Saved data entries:

--- Start ---

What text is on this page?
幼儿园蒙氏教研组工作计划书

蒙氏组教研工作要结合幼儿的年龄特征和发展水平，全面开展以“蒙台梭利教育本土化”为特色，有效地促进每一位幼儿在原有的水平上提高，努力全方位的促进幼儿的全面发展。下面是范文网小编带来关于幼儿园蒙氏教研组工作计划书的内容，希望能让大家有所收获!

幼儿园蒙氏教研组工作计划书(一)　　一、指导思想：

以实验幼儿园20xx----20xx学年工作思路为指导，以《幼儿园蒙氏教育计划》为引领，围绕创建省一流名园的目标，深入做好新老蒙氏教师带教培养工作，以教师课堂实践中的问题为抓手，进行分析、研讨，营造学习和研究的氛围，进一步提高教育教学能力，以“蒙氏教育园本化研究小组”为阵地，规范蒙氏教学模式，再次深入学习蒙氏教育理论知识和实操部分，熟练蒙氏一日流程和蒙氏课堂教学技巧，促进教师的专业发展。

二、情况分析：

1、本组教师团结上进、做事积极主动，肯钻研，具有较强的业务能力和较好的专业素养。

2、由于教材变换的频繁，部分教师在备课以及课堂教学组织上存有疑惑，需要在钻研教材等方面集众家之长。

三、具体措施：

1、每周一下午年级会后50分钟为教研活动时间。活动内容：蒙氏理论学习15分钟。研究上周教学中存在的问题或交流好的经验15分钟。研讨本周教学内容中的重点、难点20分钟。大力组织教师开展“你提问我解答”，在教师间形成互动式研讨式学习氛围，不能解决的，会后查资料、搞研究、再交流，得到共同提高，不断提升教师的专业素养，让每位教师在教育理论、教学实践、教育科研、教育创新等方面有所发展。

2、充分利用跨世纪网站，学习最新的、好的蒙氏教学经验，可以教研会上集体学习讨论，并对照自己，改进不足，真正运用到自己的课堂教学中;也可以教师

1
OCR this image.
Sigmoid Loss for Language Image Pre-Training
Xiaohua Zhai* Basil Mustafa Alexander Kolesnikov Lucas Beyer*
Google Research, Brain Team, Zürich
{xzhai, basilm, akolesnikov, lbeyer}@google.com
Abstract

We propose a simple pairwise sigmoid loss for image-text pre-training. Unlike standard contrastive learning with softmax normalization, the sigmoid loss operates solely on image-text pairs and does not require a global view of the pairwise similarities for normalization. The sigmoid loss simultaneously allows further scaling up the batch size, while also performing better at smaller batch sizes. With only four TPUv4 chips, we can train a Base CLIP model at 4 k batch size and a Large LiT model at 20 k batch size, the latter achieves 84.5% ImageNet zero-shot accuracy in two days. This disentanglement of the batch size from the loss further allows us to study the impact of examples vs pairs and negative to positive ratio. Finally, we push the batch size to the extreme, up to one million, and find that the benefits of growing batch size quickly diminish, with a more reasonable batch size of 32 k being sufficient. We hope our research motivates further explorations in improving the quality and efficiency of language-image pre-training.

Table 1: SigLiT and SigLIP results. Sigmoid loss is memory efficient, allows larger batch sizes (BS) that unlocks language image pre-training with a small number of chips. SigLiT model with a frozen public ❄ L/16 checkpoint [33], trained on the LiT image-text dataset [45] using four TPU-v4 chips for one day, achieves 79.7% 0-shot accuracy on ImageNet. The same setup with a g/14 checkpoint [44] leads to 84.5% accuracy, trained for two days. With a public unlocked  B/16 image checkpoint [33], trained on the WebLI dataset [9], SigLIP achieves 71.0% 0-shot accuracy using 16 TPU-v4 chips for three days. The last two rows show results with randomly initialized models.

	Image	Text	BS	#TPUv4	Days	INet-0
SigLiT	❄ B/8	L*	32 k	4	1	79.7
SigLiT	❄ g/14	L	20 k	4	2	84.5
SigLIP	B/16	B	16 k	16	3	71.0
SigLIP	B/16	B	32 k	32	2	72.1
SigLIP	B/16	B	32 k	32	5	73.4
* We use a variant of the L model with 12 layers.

--- End ---

PROBLEM DETAILS:
Extract every entry in the listing word for word.

THE SOLUTION:
What text is on this page?
幼儿园蒙氏教研组工作计划书

蒙氏组教研工作要结合幼儿的年龄特征和发展水平，全面开展以“蒙台梭利教育本土化”为特色，有效地促进每一位幼儿在原有的水平上提高，努力全方位的促进幼儿的全面发展。下面是范文网小编带来关于幼儿园蒙氏教研组工作计划书的内容，希望能让大家有所收获!

幼儿园蒙氏教研组工作计划书(一)　　一、指导思想：

以实验幼儿园20xx----20xx学年工作思路为指导，以《幼儿园蒙氏教育计划》为引领，围绕创建省一流名园的目标，深入做好新老蒙氏教师带教培养工作，以教师课堂实践中的问题为抓手，进行分析、研讨，营造学习和研究的氛围，进一步提高教育教学能力，以“蒙氏教育园本化研究小组”为阵地，规范蒙氏教学模式，再次深入学习蒙氏教育理论知识和实操部分，熟练蒙氏一日流程和蒙氏课堂教学技巧，促进教师的专业发展。

二、情况分析：

1、本组教师团结上进、做事积极主动，肯钻研，具有较强的业务能力和较好的专业素养。

2、由于教材变换的频繁，部分教师在备课以及课堂教学组织上存有疑惑，需要在钻研教材等方面集众家之长。

三、具体措施：

1、每周一下午年级会后50分钟为教研活动时间。活动内容：蒙氏理论学习15分钟。研究上周教学中存在的问题或交流好的经验15分钟。研讨本周教学内容中的重点、难点20分钟。大力组织教师开展“你提问我解答”，在教师间形成互动式研讨式学习氛围，不能解决的，会后查资料、搞研究、再交流，得到共同提高，不断提升教师的专业素养，让每位教师在教育理论、教学实践、教育科研、教育创新等方面有所发展。

2、充分利用跨世纪网站，学习最新的、好的蒙氏教学经验，可以教研会上集体学习讨论，并对照自己，改进不足，真正运用到自己的课堂教学中;也可以教师

1
OCR this image.
Sigmoid Loss for Language Image Pre-Training
Xiaohua Zhai* Basil Mustafa Alexander Kolesnikov Lucas Beyer*
Google Research, Brain Team, Zürich
{xzhai, basilm, akolesnikov, lbeyer}@google.com
Abstract

We propose a simple pairwise sigmoid loss for image-text pre-training. Unlike standard contrastive learning with softmax normalization, the sigmoid loss operates solely on image-text pairs and does not require a global view of the pairwise similarities for normalization. The sigmoid loss simultaneously allows further scaling up the batch size, while also performing better at smaller batch sizes. With only four TPUv4 chips, we can train a Base CLIP model at 4 k batch size and a Large LiT model at 20 k batch size, the latter achieves 84.5% ImageNet zero-shot accuracy in two days. This disentanglement of the batch size from the loss further allows us to study the impact of examples vs pairs and negative to positive ratio. Finally, we push the batch size to the extreme, up to one million, and find that the benefits of growing batch size quickly diminish, with a more reasonable batch size of 32 k being sufficient. We hope our research motivates further explorations in improving the quality and efficiency of language-image pre-training.

Table 1: SigLiT and SigLIP results. Sigmoid loss is memory efficient, allows larger batch sizes (BS) that unlocks language image pre-training with a small number of chips. SigLiT model with a frozen public ❄ L/16 checkpoint [33], trained on the LiT image-text dataset [45] using four TPU-v4 chips for one day, achieves 79.7% 0-shot accuracy on ImageNet. The same setup with a g/14 checkpoint [44] leads to 84.5% accuracy, trained for two days. With a public unlocked  B/16 image checkpoint [33], trained on the WebLI dataset [9], SigLIP achieves 71.0% 0-shot accuracy using 16 TPU-v4 chips for three days. The last two rows show results with randomly initialized models.

	Image	Text	BS	#TPUv4	Days	INet-0
SigLiT	❄ B/8	L*	32 k	4	1	79.7
SigLiT	❄ g/14	L	20 k	4	2	84.5
SigLIP	B/16	B	16 k	16	3	71.0
SigLIP	B/16	B	32 k	32	2	72.1
SigLIP	B/16	B	32 k	32	5	73.4
* We use a variant of the L model with 12 layers.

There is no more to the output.